### Provided records
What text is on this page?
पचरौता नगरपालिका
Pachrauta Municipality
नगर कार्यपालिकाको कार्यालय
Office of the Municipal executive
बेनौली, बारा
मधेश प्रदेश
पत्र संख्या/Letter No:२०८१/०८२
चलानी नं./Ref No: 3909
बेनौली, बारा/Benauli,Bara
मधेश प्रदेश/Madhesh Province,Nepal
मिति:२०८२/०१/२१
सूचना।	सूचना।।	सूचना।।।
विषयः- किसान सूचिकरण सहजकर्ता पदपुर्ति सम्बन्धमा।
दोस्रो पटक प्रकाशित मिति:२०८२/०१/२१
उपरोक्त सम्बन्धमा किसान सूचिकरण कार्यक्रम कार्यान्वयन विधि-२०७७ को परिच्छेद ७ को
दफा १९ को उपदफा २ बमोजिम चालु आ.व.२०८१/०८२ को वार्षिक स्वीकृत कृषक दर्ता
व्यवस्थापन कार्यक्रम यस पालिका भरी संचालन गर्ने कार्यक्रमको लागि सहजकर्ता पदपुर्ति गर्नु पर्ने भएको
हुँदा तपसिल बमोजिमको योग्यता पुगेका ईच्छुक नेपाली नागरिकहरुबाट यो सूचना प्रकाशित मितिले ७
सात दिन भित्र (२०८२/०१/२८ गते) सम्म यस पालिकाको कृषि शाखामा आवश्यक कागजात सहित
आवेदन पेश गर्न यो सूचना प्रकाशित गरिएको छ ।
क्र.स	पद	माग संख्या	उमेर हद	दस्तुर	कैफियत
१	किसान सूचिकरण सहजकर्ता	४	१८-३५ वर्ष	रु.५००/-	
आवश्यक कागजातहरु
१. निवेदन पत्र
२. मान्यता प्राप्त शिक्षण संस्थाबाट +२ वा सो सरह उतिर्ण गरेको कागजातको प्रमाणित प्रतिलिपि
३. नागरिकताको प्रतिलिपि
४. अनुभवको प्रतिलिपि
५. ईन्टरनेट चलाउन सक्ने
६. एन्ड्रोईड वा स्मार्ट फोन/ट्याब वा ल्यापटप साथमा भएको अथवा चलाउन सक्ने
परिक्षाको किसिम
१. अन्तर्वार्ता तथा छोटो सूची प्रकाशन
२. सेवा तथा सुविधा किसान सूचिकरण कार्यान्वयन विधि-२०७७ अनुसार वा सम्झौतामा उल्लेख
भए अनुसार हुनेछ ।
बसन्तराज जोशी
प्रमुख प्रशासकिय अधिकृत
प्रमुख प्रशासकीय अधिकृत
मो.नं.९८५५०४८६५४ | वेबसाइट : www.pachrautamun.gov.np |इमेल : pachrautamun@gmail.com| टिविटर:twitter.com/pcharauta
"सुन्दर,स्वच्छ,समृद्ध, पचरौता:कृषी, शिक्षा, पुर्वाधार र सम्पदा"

### Task to complete
Copy down the material exactly as written.

### Solution for this task
What text is on this page?
पचरौता नगरपालिका
Pachrauta Municipality
नगर कार्यपालिकाको कार्यालय
Office of the Municipal executive
बेनौली, बारा
मधेश प्रदेश
पत्र संख्या/Letter No:२०८१/०८२
चलानी नं./Ref No: 3909
बेनौली, बारा/Benauli,Bara
मधेश प्रदेश/Madhesh Province,Nepal
मिति:२०८२/०१/२१
सूचना।	सूचना।।	सूचना।।।
विषयः- किसान सूचिकरण सहजकर्ता पदपुर्ति सम्बन्धमा।
दोस्रो पटक प्रकाशित मिति:२०८२/०१/२१
उपरोक्त सम्बन्धमा किसान सूचिकरण कार्यक्रम कार्यान्वयन विधि-२०७७ को परिच्छेद ७ को
दफा १९ को उपदफा २ बमोजिम चालु आ.व.२०८१/०८२ को वार्षिक स्वीकृत कृषक दर्ता
व्यवस्थापन कार्यक्रम यस पालिका भरी संचालन गर्ने कार्यक्रमको लागि सहजकर्ता पदपुर्ति गर्नु पर्ने भएको
हुँदा तपसिल बमोजिमको योग्यता पुगेका ईच्छुक नेपाली नागरिकहरुबाट यो सूचना प्रकाशित मितिले ७
सात दिन भित्र (२०८२/०१/२८ गते) सम्म यस पालिकाको कृषि शाखामा आवश्यक कागजात सहित
आवेदन पेश गर्न यो सूचना प्रकाशित गरिएको छ ।
क्र.स	पद	माग संख्या	उमेर हद	दस्तुर	कैफियत
१	किसान सूचिकरण सहजकर्ता	४	१८-३५ वर्ष	रु.५००/-	
आवश्यक कागजातहरु
१. निवेदन पत्र
२. मान्यता प्राप्त शिक्षण संस्थाबाट +२ वा सो सरह उतिर्ण गरेको कागजातको प्रमाणित प्रतिलिपि
३. नागरिकताको प्रतिलिपि
४. अनुभवको प्रतिलिपि
५. ईन्टरनेट चलाउन सक्ने
६. एन्ड्रोईड वा स्मार्ट फोन/ट्याब वा ल्यापटप साथमा भएको अथवा चलाउन सक्ने
परिक्षाको किसिम
१. अन्तर्वार्ता तथा छोटो सूची प्रकाशन
२. सेवा तथा सुविधा किसान सूचिकरण कार्यान्वयन विधि-२०७७ अनुसार वा सम्झौतामा उल्लेख
भए अनुसार हुनेछ ।
बसन्तराज जोशी
प्रमुख प्रशासकिय अधिकृत
प्रमुख प्रशासकीय अधिकृत
मो.नं.९८५५०४८६५४ | वेबसाइट : www.pachrautamun.gov.np |इमेल : pachrautamun@gmail.com| टिविटर:twitter.com/pcharauta
"सुन्दर,स्वच्छ,समृद्ध, पचरौता:कृषी, शिक्षा, पुर्वाधार र सम्पदा"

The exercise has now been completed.